Extracted data entries
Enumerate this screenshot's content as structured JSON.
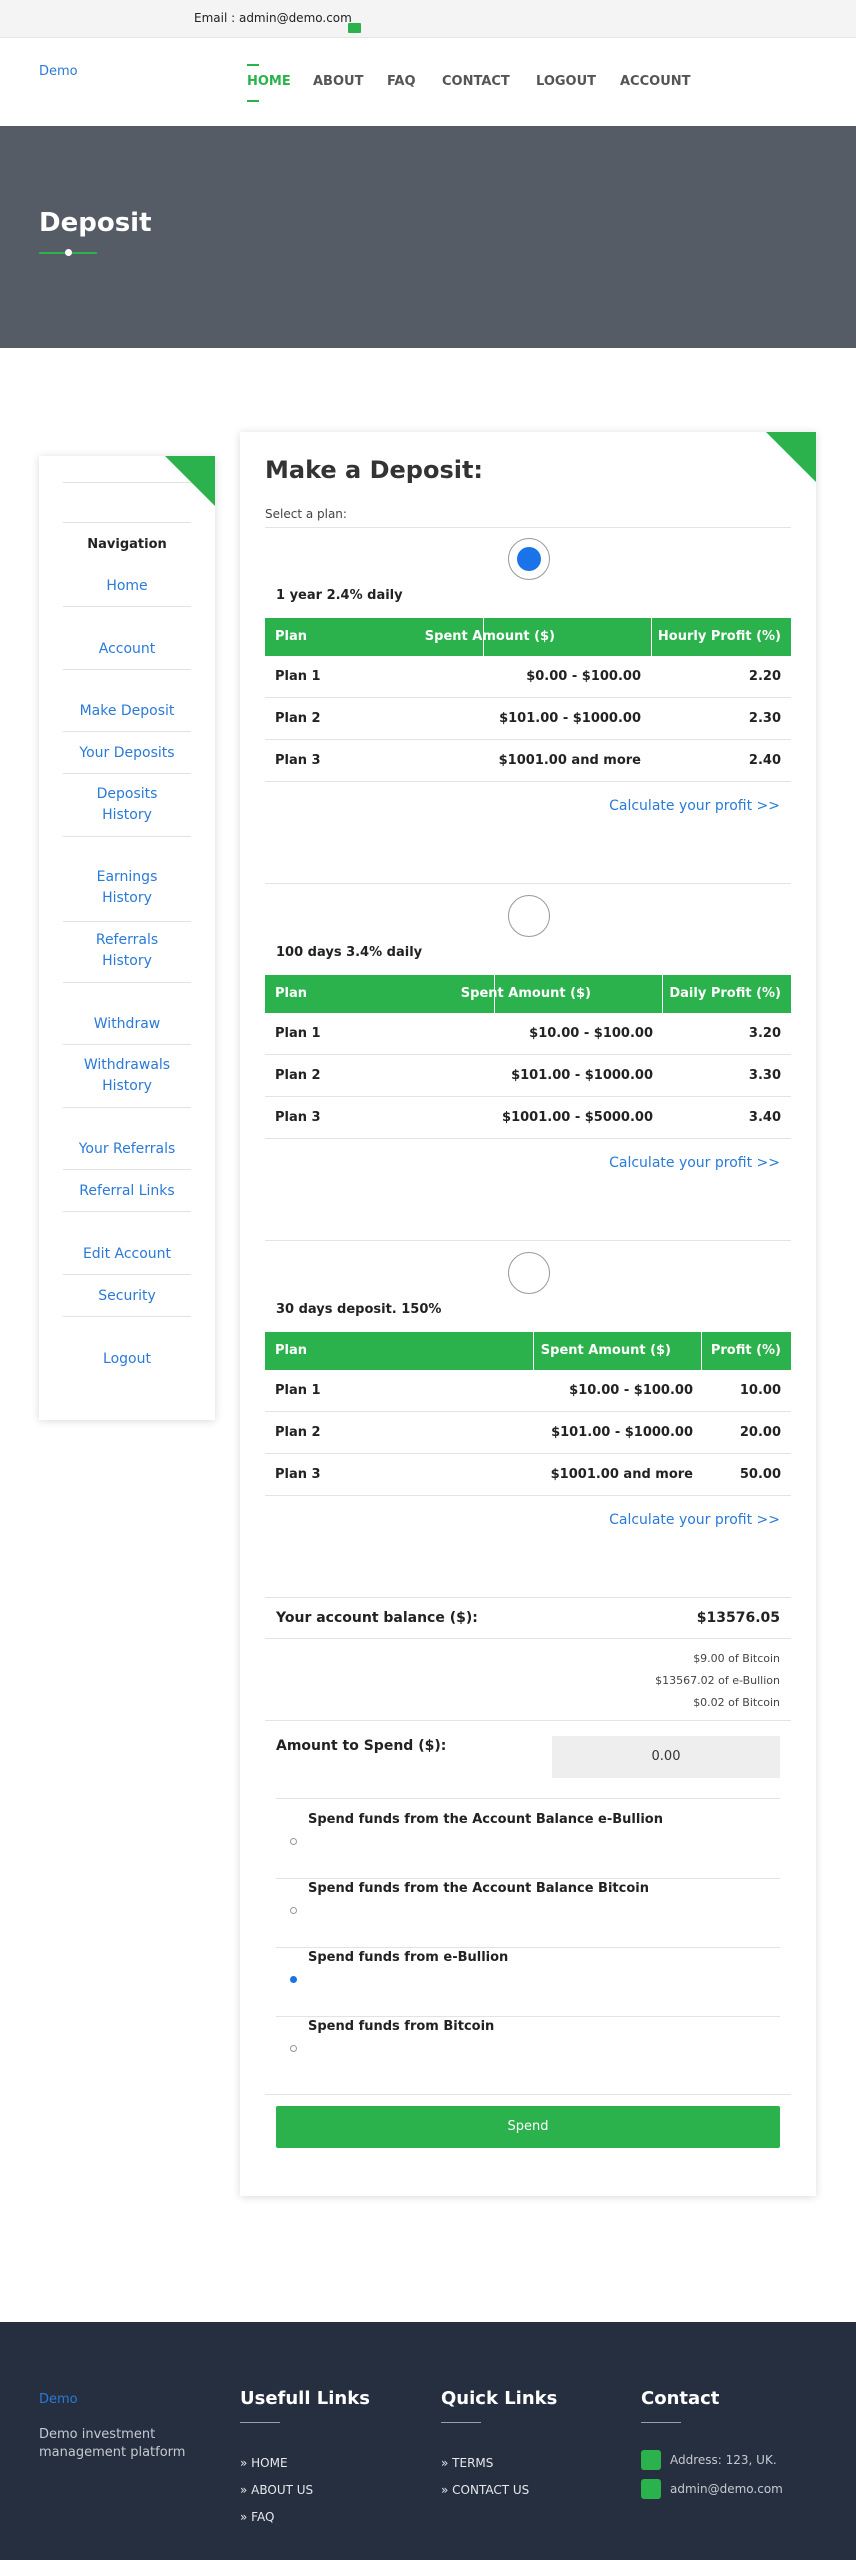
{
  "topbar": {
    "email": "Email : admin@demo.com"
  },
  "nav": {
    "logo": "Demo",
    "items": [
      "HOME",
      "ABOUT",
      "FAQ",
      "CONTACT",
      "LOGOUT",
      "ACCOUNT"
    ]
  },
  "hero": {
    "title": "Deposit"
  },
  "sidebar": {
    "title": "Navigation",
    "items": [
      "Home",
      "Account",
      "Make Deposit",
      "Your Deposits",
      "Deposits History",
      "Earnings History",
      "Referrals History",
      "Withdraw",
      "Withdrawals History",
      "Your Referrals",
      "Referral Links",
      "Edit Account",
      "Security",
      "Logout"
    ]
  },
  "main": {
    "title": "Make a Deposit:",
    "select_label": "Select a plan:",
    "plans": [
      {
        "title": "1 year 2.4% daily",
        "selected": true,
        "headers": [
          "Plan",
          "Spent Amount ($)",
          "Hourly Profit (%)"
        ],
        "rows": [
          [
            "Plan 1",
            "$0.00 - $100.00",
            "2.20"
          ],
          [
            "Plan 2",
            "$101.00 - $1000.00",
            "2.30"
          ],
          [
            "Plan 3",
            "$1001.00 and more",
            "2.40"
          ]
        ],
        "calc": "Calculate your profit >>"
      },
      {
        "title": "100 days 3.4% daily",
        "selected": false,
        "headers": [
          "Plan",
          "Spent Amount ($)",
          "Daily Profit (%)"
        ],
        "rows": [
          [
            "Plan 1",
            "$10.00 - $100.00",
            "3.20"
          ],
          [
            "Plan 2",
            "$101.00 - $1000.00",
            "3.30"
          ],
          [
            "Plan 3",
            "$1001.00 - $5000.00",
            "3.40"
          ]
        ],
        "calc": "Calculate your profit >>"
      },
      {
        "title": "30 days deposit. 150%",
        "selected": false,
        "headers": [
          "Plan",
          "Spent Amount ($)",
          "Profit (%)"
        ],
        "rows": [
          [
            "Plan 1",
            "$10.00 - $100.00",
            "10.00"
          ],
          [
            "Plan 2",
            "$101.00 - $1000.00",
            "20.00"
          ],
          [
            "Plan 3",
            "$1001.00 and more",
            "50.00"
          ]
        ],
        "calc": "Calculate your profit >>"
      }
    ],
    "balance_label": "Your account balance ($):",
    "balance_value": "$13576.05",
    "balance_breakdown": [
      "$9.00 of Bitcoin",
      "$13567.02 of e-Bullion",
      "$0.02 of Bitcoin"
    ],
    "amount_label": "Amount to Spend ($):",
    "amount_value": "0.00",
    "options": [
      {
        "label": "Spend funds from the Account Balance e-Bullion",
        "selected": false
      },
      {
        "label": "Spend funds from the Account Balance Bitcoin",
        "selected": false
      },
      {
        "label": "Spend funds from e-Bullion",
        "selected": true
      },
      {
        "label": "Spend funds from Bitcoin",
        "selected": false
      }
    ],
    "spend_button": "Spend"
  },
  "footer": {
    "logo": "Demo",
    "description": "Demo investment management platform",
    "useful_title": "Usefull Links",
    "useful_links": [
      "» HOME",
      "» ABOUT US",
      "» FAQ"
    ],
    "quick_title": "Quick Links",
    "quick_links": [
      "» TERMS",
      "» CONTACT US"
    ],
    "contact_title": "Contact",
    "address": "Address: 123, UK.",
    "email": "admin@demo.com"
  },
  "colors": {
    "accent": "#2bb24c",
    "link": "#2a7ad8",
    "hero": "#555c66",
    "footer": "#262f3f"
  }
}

* * *

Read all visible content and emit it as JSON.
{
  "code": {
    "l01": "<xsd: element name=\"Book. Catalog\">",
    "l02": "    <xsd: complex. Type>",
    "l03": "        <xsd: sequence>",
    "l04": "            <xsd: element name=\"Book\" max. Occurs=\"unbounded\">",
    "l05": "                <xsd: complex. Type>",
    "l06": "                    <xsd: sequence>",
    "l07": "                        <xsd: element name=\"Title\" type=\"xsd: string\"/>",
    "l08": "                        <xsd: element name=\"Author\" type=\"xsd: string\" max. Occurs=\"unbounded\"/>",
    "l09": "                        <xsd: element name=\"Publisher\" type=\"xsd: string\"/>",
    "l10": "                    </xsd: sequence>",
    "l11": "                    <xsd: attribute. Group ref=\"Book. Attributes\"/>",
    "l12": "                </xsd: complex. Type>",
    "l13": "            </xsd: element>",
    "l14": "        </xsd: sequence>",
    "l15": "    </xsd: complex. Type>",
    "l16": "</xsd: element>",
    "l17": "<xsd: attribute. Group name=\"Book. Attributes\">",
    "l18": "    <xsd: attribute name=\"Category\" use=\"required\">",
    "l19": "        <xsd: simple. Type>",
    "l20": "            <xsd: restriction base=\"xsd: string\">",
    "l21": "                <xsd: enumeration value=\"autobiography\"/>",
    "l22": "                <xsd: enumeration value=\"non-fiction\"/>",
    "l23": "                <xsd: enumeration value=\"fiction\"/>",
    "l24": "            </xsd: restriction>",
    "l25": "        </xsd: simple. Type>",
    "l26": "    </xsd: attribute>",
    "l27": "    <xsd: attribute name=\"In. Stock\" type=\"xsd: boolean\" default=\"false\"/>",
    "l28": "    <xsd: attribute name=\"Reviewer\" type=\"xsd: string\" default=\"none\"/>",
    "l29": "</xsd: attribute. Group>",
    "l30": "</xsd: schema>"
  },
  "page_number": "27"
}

PROBLEM REQUIREMENTS:
From the records, copy every line that has the string "Attributes" in it.

WRITTEN ANSWER:
    "l11": "                    <xsd: attribute. Group ref=\"Book. Attributes\"/>",
    "l17": "<xsd: attribute. Group name=\"Book. Attributes\">",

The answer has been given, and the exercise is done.